--- BEGIN EXERCISE DATA ---

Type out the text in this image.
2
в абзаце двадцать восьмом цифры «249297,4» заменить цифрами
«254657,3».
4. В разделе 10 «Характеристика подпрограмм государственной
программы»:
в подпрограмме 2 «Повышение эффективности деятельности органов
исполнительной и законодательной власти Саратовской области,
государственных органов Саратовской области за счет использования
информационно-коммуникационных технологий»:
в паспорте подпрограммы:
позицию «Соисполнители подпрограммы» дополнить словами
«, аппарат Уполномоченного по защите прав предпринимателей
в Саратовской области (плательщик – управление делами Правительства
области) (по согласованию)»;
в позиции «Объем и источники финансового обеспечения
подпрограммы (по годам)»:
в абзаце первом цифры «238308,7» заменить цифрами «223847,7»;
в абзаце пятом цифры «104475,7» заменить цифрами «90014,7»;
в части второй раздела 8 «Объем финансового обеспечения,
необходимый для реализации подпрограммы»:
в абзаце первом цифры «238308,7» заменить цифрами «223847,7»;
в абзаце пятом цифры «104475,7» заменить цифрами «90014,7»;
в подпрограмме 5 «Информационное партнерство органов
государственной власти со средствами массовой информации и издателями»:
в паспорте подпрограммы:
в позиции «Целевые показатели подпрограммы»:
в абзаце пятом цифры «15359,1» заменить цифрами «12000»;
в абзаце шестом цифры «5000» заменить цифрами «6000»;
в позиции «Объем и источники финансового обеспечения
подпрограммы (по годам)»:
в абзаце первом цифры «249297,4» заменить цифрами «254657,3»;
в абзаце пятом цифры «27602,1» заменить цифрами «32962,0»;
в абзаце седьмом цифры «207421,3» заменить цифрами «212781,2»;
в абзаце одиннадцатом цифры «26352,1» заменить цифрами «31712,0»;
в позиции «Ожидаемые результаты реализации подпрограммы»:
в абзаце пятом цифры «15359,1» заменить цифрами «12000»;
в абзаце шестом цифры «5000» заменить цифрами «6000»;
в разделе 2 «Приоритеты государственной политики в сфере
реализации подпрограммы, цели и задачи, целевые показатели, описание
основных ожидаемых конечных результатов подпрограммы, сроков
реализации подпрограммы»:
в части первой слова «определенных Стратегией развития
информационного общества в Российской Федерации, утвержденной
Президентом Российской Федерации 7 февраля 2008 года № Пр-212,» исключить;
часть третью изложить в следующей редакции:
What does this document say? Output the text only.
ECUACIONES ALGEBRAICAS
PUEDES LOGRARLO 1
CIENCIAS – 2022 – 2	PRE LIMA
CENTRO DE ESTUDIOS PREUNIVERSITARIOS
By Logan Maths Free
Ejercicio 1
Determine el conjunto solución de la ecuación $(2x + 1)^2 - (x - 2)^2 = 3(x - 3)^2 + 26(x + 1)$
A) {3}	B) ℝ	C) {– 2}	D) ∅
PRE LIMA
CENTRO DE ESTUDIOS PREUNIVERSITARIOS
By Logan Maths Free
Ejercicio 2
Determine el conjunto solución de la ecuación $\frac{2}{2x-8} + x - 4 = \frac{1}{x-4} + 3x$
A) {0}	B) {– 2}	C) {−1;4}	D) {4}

--- END EXERCISE DATA ---

• [SHORT PROBLEM] Repeat the material from above exactly, word for word.

• [ANSWER TO THIS PROBLEM]
Type out the text in this image.
2
в абзаце двадцать восьмом цифры «249297,4» заменить цифрами
«254657,3».
4. В разделе 10 «Характеристика подпрограмм государственной
программы»:
в подпрограмме 2 «Повышение эффективности деятельности органов
исполнительной и законодательной власти Саратовской области,
государственных органов Саратовской области за счет использования
информационно-коммуникационных технологий»:
в паспорте подпрограммы:
позицию «Соисполнители подпрограммы» дополнить словами
«, аппарат Уполномоченного по защите прав предпринимателей
в Саратовской области (плательщик – управление делами Правительства
области) (по согласованию)»;
в позиции «Объем и источники финансового обеспечения
подпрограммы (по годам)»:
в абзаце первом цифры «238308,7» заменить цифрами «223847,7»;
в абзаце пятом цифры «104475,7» заменить цифрами «90014,7»;
в части второй раздела 8 «Объем финансового обеспечения,
необходимый для реализации подпрограммы»:
в абзаце первом цифры «238308,7» заменить цифрами «223847,7»;
в абзаце пятом цифры «104475,7» заменить цифрами «90014,7»;
в подпрограмме 5 «Информационное партнерство органов
государственной власти со средствами массовой информации и издателями»:
в паспорте подпрограммы:
в позиции «Целевые показатели подпрограммы»:
в абзаце пятом цифры «15359,1» заменить цифрами «12000»;
в абзаце шестом цифры «5000» заменить цифрами «6000»;
в позиции «Объем и источники финансового обеспечения
подпрограммы (по годам)»:
в абзаце первом цифры «249297,4» заменить цифрами «254657,3»;
в абзаце пятом цифры «27602,1» заменить цифрами «32962,0»;
в абзаце седьмом цифры «207421,3» заменить цифрами «212781,2»;
в абзаце одиннадцатом цифры «26352,1» заменить цифрами «31712,0»;
в позиции «Ожидаемые результаты реализации подпрограммы»:
в абзаце пятом цифры «15359,1» заменить цифрами «12000»;
в абзаце шестом цифры «5000» заменить цифрами «6000»;
в разделе 2 «Приоритеты государственной политики в сфере
реализации подпрограммы, цели и задачи, целевые показатели, описание
основных ожидаемых конечных результатов подпрограммы, сроков
реализации подпрограммы»:
в части первой слова «определенных Стратегией развития
информационного общества в Российской Федерации, утвержденной
Президентом Российской Федерации 7 февраля 2008 года № Пр-212,» исключить;
часть третью изложить в следующей редакции:
What does this document say? Output the text only.
ECUACIONES ALGEBRAICAS
PUEDES LOGRARLO 1
CIENCIAS – 2022 – 2	PRE LIMA
CENTRO DE ESTUDIOS PREUNIVERSITARIOS
By Logan Maths Free
Ejercicio 1
Determine el conjunto solución de la ecuación $(2x + 1)^2 - (x - 2)^2 = 3(x - 3)^2 + 26(x + 1)$
A) {3}	B) ℝ	C) {– 2}	D) ∅
PRE LIMA
CENTRO DE ESTUDIOS PREUNIVERSITARIOS
By Logan Maths Free
Ejercicio 2
Determine el conjunto solución de la ecuación $\frac{2}{2x-8} + x - 4 = \frac{1}{x-4} + 3x$
A) {0}	B) {– 2}	C) {−1;4}	D) {4}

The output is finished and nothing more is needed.